Go through the lines below. Copy those with "color".

** start of INFORMATION SUPPLIED **

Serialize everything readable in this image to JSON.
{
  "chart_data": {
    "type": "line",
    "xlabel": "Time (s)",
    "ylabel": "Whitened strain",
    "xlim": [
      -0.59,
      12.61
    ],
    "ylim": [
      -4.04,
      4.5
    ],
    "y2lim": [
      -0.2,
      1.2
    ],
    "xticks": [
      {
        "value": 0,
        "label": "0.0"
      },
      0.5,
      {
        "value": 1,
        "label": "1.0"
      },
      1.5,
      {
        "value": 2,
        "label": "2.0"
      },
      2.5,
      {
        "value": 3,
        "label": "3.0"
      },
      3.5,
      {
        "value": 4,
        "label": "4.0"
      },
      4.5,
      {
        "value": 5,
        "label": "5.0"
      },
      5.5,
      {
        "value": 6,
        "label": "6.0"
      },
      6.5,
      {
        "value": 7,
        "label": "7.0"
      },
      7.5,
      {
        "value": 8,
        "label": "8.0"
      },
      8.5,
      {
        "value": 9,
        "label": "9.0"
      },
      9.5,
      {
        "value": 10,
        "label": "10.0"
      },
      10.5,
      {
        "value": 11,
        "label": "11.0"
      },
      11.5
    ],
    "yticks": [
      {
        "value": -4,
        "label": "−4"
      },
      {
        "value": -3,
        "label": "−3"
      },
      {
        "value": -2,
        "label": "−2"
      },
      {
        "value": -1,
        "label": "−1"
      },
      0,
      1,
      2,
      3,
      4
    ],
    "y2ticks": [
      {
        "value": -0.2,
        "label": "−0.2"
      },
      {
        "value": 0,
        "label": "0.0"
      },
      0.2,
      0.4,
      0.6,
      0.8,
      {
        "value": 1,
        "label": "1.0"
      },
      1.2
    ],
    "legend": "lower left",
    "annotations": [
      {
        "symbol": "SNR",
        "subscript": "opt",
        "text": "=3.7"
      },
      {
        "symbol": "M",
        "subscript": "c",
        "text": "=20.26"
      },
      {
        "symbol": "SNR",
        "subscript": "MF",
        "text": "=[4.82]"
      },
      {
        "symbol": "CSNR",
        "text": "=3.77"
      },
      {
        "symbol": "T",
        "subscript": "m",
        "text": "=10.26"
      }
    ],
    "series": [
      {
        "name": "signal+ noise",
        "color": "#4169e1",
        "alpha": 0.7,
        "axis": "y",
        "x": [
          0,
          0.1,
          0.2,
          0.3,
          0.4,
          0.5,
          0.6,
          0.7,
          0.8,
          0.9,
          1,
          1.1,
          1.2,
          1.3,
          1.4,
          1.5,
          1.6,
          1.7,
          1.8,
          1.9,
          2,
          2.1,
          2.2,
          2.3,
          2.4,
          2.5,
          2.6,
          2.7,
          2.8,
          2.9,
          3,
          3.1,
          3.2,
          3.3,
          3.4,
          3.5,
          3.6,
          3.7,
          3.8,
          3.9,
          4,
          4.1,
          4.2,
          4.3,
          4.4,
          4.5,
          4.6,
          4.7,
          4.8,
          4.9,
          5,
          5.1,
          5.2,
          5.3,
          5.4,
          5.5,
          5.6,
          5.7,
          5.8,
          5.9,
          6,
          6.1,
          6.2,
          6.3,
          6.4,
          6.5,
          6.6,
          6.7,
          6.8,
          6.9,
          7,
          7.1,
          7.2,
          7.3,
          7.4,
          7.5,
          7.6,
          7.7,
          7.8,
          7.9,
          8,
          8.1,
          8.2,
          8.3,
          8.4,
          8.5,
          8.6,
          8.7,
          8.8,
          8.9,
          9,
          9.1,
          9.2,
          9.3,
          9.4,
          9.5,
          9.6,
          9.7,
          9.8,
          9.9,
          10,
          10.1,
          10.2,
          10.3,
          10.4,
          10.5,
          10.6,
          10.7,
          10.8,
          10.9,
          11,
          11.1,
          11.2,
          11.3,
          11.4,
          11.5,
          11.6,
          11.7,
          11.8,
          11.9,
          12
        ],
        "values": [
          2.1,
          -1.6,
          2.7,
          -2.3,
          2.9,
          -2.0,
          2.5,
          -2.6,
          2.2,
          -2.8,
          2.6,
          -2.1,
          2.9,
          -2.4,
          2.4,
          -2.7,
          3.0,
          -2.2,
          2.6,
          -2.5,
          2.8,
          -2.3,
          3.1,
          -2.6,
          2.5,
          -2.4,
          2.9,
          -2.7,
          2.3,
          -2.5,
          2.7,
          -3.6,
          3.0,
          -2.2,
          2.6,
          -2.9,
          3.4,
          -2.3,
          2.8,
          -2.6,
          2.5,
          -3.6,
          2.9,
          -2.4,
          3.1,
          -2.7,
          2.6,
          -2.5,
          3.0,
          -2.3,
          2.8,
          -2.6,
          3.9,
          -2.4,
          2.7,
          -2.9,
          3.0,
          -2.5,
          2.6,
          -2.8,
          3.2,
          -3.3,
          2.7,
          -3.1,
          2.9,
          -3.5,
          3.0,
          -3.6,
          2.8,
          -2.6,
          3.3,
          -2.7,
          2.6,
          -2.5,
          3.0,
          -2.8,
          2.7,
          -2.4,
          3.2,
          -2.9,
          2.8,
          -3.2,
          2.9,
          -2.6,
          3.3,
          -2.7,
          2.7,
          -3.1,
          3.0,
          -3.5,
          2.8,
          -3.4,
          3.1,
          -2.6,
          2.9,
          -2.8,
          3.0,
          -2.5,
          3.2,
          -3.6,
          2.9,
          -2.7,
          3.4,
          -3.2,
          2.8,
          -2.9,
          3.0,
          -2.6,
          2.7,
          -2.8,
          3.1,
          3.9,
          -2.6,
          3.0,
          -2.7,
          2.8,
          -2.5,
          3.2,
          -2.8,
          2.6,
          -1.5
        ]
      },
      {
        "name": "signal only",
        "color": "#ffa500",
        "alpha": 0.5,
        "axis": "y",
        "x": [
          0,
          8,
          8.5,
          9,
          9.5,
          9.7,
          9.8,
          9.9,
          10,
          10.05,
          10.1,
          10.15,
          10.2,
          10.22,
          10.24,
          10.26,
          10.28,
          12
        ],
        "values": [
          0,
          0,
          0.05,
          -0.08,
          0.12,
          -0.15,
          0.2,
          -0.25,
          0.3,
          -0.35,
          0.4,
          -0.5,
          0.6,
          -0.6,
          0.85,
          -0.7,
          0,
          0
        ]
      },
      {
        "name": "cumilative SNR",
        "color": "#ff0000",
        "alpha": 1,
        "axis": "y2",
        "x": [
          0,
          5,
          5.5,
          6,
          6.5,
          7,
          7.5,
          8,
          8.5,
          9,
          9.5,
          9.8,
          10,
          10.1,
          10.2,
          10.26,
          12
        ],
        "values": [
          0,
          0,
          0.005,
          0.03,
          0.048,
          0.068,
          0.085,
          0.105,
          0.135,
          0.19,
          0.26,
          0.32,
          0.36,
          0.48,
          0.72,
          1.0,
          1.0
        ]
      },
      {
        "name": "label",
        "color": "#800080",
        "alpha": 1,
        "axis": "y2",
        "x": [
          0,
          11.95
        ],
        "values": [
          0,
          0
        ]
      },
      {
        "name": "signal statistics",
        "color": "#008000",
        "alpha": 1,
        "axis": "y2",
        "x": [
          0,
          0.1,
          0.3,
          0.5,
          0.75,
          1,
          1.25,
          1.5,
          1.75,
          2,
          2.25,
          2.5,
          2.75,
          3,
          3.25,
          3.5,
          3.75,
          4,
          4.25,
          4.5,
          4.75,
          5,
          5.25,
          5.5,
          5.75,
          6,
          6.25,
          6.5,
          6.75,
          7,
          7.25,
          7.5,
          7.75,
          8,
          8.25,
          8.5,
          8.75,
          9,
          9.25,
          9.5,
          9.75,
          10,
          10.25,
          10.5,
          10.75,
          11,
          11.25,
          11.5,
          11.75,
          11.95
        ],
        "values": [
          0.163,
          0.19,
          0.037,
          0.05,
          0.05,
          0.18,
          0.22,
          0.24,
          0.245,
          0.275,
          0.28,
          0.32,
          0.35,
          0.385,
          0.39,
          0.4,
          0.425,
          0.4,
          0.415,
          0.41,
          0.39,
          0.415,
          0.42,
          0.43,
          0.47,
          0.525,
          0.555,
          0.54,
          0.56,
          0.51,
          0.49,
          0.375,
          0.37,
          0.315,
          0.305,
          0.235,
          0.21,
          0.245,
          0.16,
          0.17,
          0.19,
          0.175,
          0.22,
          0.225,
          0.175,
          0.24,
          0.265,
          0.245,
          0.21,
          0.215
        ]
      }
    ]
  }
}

** end of INFORMATION SUPPLIED **

(SOLUTION TO THE PROBLEM)
        "color": "#4169e1",
        "color": "#ffa500",
        "color": "#ff0000",
        "color": "#800080",
        "color": "#008000",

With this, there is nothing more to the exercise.